_Given exercise_
Scan the material for the word "今後の業績見通しは良くなる", and copy each line where it shows up.

_Records to process_
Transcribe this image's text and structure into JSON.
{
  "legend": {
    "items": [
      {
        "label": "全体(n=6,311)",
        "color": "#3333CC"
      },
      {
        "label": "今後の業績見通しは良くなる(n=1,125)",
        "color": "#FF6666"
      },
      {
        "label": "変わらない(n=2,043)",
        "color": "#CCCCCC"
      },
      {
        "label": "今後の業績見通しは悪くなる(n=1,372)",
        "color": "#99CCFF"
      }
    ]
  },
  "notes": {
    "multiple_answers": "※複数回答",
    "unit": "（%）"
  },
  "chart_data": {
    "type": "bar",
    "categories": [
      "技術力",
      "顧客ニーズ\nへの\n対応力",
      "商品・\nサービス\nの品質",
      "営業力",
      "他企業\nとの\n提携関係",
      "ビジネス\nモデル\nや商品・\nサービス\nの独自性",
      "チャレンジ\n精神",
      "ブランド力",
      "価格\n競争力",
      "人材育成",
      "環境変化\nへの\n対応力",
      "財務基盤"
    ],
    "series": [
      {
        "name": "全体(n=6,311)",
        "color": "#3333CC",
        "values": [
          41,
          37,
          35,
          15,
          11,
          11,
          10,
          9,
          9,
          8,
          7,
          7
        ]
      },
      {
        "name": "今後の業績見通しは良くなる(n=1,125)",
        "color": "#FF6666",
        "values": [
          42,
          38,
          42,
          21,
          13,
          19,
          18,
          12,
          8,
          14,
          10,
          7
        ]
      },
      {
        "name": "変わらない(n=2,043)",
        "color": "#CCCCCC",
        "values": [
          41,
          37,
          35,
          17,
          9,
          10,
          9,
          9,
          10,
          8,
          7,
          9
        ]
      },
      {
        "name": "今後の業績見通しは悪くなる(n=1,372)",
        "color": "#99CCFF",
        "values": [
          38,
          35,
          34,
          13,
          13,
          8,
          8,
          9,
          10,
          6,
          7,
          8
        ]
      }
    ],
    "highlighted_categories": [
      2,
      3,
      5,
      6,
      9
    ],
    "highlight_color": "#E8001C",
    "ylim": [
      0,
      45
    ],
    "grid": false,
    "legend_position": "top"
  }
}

_Full output_
        "label": "今後の業績見通しは良くなる(n=1,125)",
        "name": "今後の業績見通しは良くなる(n=1,125)",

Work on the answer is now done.